▸ **GIVEN EXERCISE**: Select every line containing the word "Кислота" from the material, and copy those lines.

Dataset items
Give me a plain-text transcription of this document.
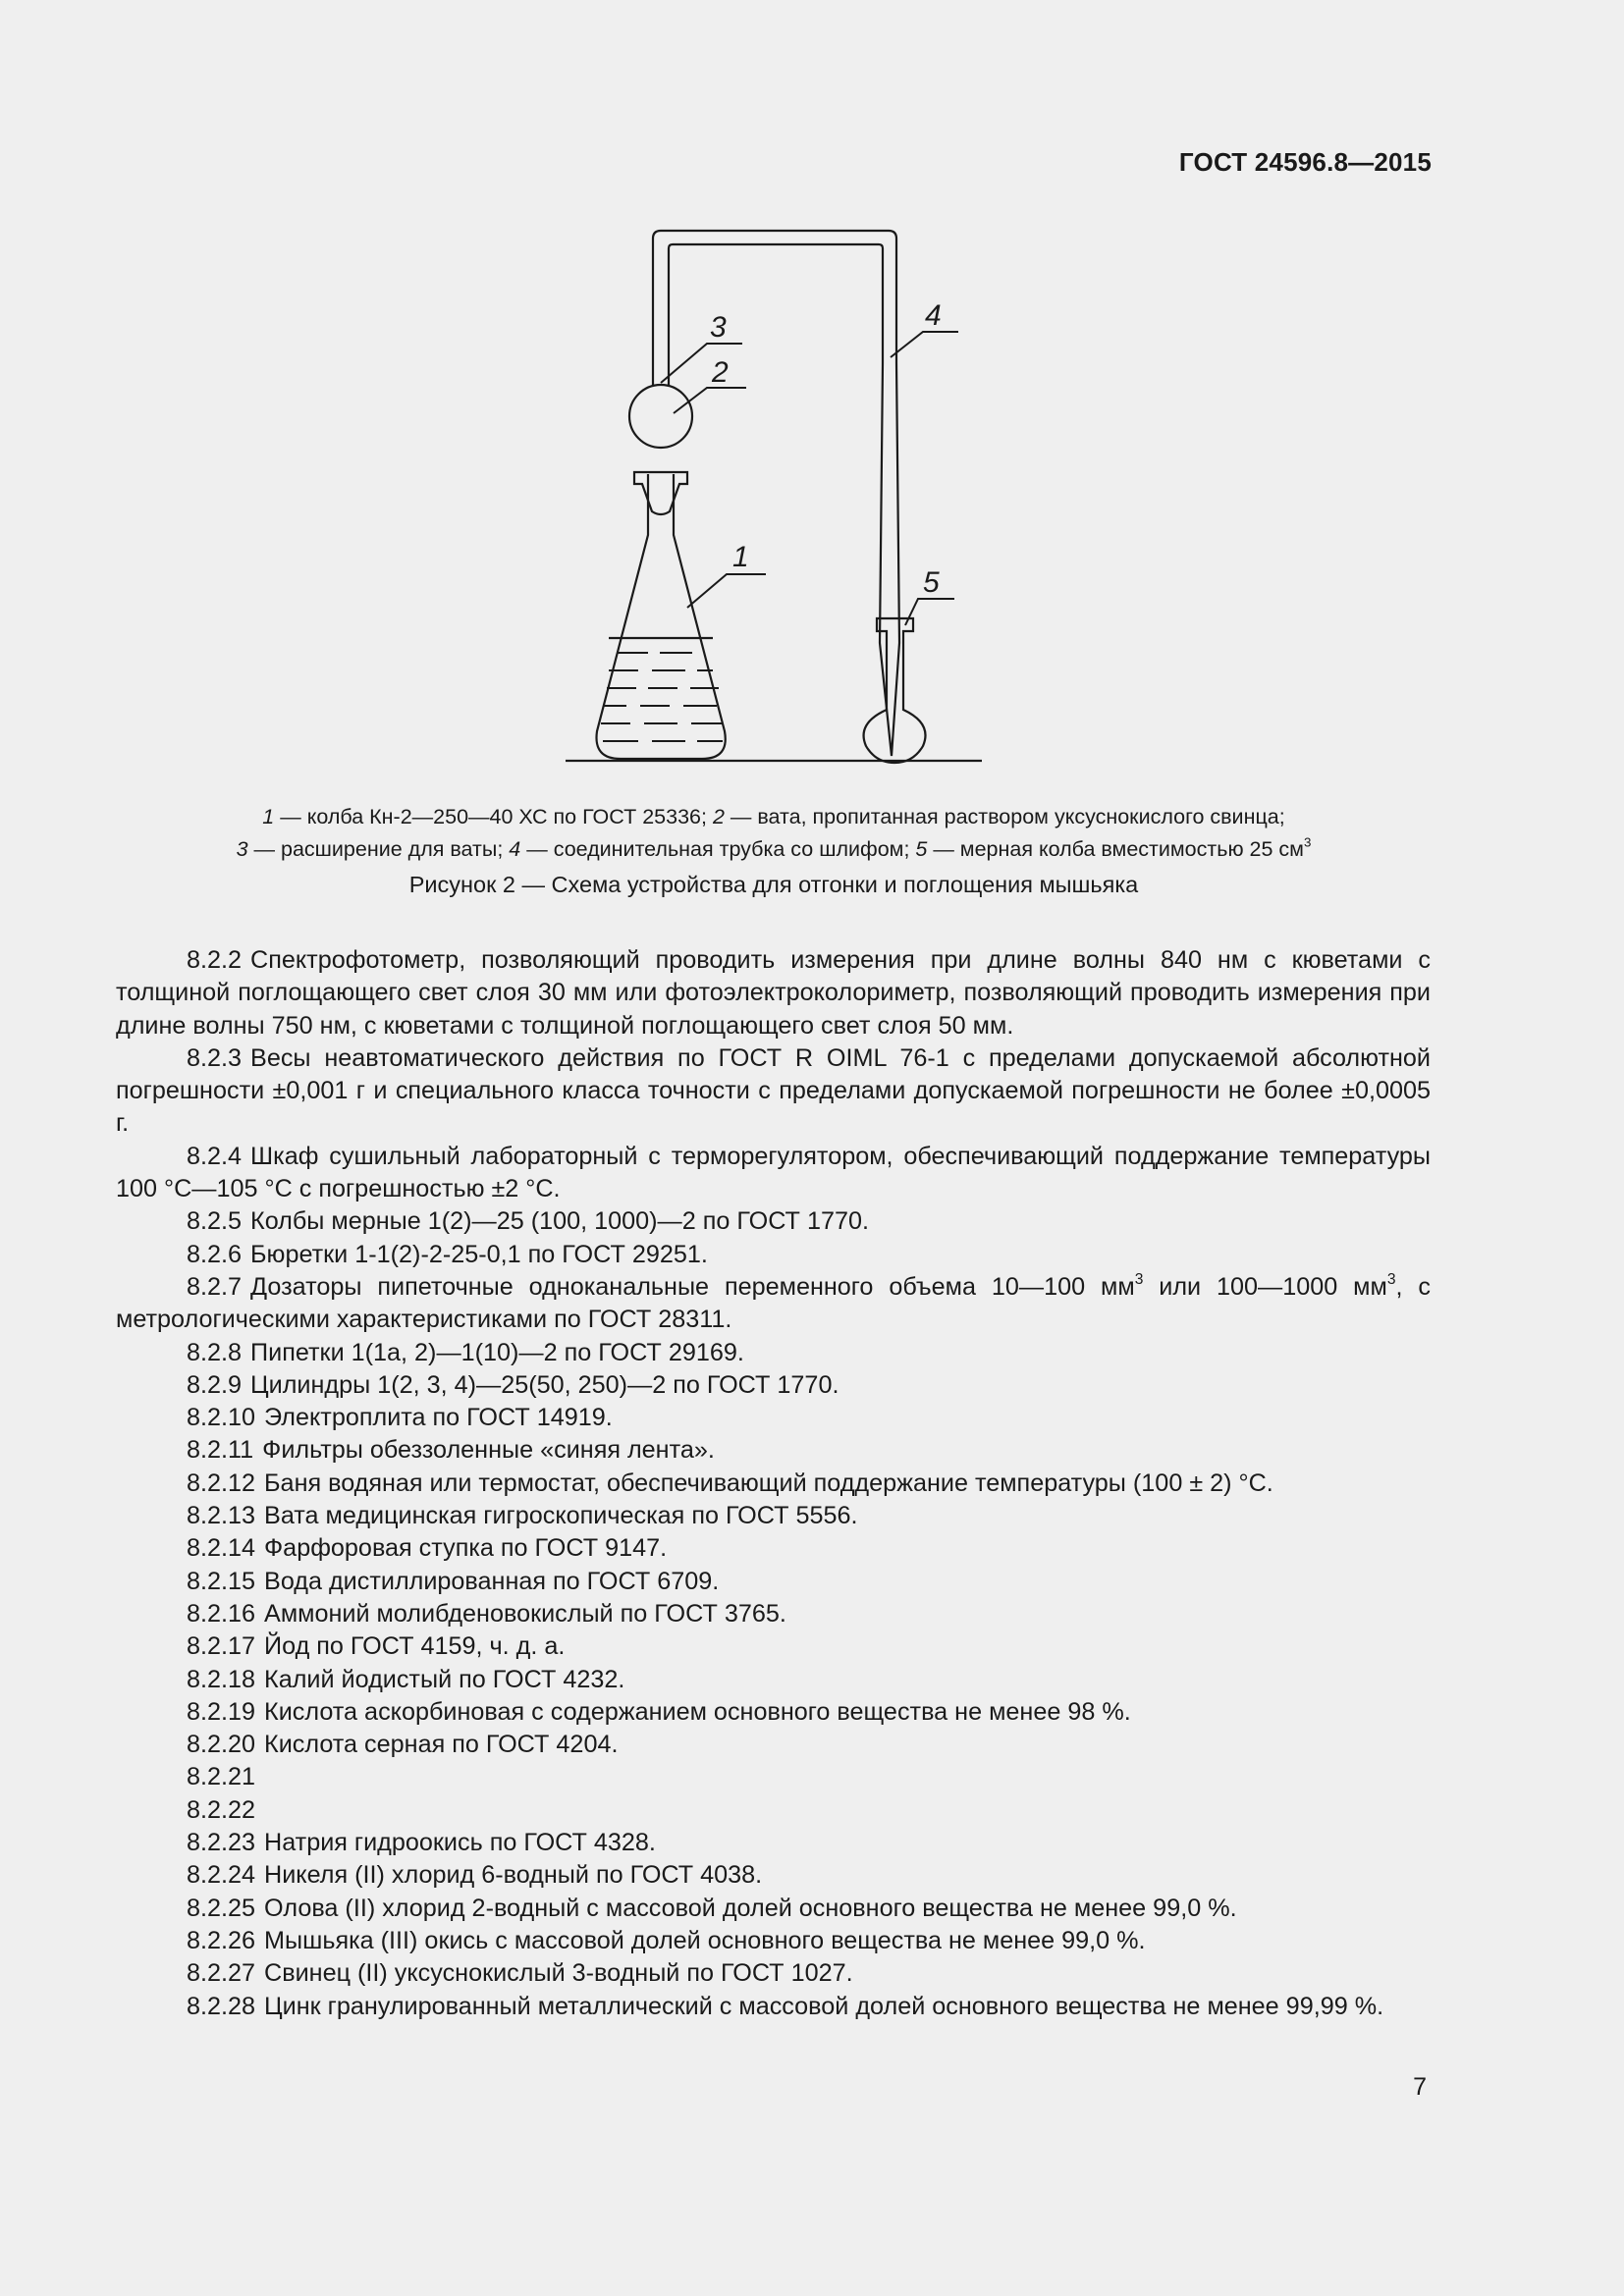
ГОСТ 24596.8—2015
1
2
3	4
5
1 — колба Кн-2—250—40 ХС по ГОСТ 25336; 2 — вата, пропитанная раствором уксуснокислого свинца;
3 — расширение для ваты; 4 — соединительная трубка со шлифом; 5 — мерная колба вместимостью 25 $см^3$
Рисунок 2 — Схема устройства для отгонки и поглощения мышьяка

8.2.2 Спектрофотометр, позволяющий проводить измерения при длине волны 840 нм с кюветами с толщиной поглощающего свет слоя 30 мм или фотоэлектроколориметр, позволяющий проводить измерения при длине волны 750 нм, с кюветами с толщиной поглощающего свет слоя 50 мм.

8.2.3 Весы неавтоматического действия по ГОСТ R OIML 76-1 с пределами допускаемой абсолютной погрешности ±0,001 г и специального класса точности с пределами допускаемой погрешности не более ±0,0005 г.

8.2.4 Шкаф сушильный лабораторный с терморегулятором, обеспечивающий поддержание температуры 100 °С—105 °С с погрешностью ±2 °С.

8.2.5 Колбы мерные 1(2)—25 (100, 1000)—2 по ГОСТ 1770.

8.2.6 Бюретки 1-1(2)-2-25-0,1 по ГОСТ 29251.

8.2.7 Дозаторы пипеточные одноканальные переменного объема 10—100 $мм^3$ или 100—1000 $мм^3$, с метрологическими характеристиками по ГОСТ 28311.

8.2.8 Пипетки 1(1а, 2)—1(10)—2 по ГОСТ 29169.

8.2.9 Цилиндры 1(2, 3, 4)—25(50, 250)—2 по ГОСТ 1770.

8.2.10 Электроплита по ГОСТ 14919.

8.2.11 Фильтры обеззоленные «синяя лента».

8.2.12 Баня водяная или термостат, обеспечивающий поддержание температуры (100 ± 2) °С.

8.2.13 Вата медицинская гигроскопическая по ГОСТ 5556.

8.2.14 Фарфоровая ступка по ГОСТ 9147.

8.2.15 Вода дистиллированная по ГОСТ 6709.

8.2.16 Аммоний молибденовокислый по ГОСТ 3765.

8.2.17 Йод по ГОСТ 4159, ч. д. а.

8.2.18 Калий йодистый по ГОСТ 4232.

8.2.19 Кислота аскорбиновая с содержанием основного вещества не менее 98 %.

8.2.20 Кислота серная по ГОСТ 4204.

8.2.21

8.2.22

8.2.23 Натрия гидроокись по ГОСТ 4328.

8.2.24 Никеля (II) хлорид 6-водный по ГОСТ 4038.

8.2.25 Олова (II) хлорид 2-водный с массовой долей основного вещества не менее 99,0 %.

8.2.26 Мышьяка (III) окись с массовой долей основного вещества не менее 99,0 %.

8.2.27 Свинец (II) уксуснокислый 3-водный по ГОСТ 1027.

8.2.28 Цинк гранулированный металлический с массовой долей основного вещества не менее 99,99 %.

7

▸ **THE RESPONSE**:
8.2.19 Кислота аскорбиновая с содержанием основного вещества не менее 98 %.
8.2.20 Кислота серная по ГОСТ 4204.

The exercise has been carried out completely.